***** Extracted data *****

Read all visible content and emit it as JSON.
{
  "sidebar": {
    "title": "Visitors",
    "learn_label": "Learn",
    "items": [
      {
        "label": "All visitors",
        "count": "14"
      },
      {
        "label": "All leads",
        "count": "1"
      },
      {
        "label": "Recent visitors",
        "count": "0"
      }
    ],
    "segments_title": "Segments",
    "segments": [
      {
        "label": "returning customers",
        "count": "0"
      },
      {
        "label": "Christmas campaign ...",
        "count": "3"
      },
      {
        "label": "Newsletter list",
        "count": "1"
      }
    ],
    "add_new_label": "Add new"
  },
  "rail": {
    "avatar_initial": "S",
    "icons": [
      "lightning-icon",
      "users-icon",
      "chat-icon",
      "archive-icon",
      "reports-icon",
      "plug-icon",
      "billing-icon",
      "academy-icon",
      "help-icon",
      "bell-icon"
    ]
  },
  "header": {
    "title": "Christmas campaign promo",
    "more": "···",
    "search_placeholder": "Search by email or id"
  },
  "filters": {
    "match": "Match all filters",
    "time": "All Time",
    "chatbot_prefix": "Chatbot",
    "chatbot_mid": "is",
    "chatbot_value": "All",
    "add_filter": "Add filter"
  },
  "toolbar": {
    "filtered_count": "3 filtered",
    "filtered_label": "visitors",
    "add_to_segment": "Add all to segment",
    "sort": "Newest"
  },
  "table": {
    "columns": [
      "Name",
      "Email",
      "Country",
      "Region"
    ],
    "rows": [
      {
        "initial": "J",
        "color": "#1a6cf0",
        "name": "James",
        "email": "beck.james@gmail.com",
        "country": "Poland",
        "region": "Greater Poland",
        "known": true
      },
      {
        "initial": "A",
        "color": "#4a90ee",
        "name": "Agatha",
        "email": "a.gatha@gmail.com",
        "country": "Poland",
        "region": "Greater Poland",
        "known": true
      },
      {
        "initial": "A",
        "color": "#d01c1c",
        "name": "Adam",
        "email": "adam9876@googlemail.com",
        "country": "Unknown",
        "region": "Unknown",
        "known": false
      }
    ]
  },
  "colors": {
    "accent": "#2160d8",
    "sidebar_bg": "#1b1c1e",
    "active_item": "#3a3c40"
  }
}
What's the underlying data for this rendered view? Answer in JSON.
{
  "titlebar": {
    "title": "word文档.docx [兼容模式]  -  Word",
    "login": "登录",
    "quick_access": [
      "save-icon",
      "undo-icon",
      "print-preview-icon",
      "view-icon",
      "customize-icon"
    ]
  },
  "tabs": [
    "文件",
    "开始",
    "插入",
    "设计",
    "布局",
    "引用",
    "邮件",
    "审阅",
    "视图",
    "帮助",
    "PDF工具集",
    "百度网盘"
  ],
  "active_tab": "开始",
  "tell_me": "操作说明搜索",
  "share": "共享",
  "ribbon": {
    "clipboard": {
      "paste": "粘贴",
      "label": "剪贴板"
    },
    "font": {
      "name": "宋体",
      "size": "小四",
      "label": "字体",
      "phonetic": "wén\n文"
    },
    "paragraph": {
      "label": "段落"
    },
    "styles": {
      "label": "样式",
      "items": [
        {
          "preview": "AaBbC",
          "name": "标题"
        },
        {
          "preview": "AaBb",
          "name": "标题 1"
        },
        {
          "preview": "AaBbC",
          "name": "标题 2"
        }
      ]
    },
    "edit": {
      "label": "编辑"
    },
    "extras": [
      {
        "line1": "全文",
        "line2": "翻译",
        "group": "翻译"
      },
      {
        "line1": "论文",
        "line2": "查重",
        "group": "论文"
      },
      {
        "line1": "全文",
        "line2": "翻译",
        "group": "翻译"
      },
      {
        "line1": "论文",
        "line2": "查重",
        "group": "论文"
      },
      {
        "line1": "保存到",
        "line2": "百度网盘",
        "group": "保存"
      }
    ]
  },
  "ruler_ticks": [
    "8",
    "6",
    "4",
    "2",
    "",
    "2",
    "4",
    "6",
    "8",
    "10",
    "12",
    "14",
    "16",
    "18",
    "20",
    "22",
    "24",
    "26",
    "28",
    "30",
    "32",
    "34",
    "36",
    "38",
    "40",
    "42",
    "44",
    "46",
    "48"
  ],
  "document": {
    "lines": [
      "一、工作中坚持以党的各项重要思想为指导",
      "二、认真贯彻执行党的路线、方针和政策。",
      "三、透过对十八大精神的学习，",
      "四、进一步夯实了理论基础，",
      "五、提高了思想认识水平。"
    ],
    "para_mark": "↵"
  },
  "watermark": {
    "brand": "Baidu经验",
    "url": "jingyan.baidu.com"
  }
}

*****

* Exercise aim: Go over the data above and copy every line that has the word "Christmas" in it.

* Solution:
        "label": "Christmas campaign ...",
    "title": "Christmas campaign promo",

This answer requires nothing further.